-- MATERIALS PROVIDED start --

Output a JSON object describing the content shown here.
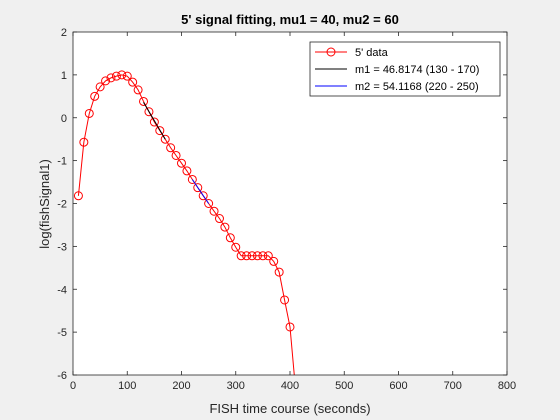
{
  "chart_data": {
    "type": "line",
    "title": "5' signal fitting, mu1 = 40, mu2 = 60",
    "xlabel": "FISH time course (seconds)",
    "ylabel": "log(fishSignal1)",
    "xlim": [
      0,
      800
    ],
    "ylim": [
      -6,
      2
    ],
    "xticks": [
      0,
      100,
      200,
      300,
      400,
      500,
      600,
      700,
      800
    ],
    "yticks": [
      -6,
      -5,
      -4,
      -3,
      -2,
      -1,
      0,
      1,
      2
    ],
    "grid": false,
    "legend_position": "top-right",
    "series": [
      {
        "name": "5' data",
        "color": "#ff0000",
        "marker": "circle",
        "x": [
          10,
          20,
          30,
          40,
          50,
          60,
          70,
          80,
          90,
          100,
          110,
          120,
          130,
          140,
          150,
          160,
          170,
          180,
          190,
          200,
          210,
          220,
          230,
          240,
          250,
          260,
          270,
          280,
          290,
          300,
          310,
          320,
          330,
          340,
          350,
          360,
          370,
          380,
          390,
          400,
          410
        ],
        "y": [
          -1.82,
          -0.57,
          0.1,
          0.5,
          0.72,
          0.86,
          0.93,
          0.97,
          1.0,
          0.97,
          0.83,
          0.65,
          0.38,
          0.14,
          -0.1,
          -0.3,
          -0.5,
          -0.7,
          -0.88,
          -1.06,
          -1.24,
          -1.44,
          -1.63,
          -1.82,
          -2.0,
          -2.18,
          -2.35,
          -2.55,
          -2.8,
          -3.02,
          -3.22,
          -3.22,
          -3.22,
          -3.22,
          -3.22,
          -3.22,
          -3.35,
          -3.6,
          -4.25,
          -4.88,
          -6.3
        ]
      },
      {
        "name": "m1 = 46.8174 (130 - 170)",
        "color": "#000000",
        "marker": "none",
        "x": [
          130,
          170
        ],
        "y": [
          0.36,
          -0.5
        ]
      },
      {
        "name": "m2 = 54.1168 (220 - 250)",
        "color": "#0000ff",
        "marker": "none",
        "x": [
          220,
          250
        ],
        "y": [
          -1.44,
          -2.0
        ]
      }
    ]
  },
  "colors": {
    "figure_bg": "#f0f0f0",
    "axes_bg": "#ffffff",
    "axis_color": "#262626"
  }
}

-- MATERIALS PROVIDED end --
-- MATERIALS PROVIDED start --

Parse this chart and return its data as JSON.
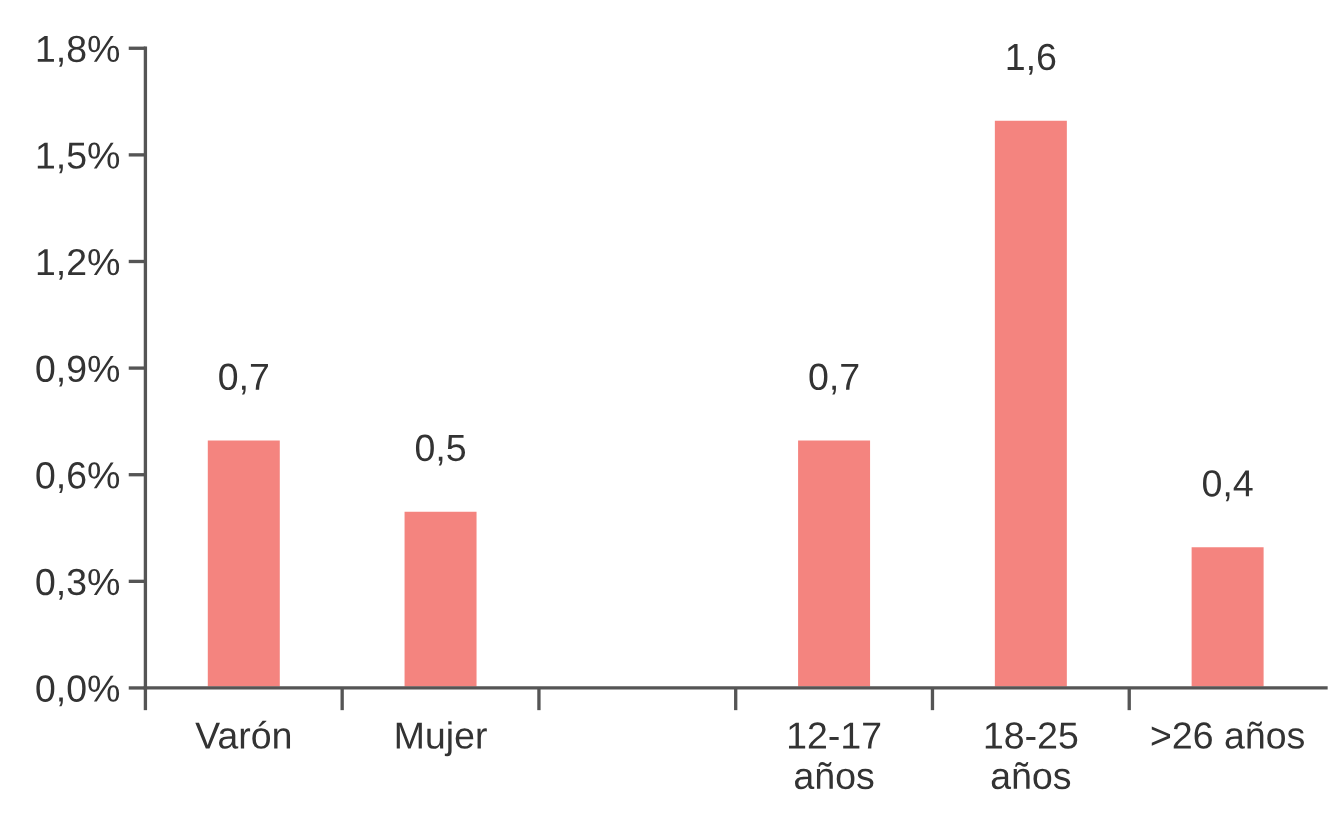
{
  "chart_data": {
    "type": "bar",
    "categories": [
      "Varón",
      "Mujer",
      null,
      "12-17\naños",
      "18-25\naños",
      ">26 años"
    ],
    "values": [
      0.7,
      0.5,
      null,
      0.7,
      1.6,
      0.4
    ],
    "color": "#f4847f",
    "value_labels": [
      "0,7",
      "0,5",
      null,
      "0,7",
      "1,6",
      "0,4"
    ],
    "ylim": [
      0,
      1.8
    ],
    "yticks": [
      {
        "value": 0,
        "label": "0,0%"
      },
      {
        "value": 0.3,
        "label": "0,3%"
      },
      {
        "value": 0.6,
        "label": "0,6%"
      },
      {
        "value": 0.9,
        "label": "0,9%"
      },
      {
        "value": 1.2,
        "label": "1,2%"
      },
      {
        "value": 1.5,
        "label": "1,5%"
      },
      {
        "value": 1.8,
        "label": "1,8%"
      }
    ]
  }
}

-- MATERIALS PROVIDED end --

▶ PROBLEM STATEMENT: Find the string "name" in the records, then copy each line where it occurs.

▶ CORRECT ANSWER:
        "name": "5' data",
        "name": "m1 = 46.8174 (130 - 170)",
        "name": "m2 = 54.1168 (220 - 250)",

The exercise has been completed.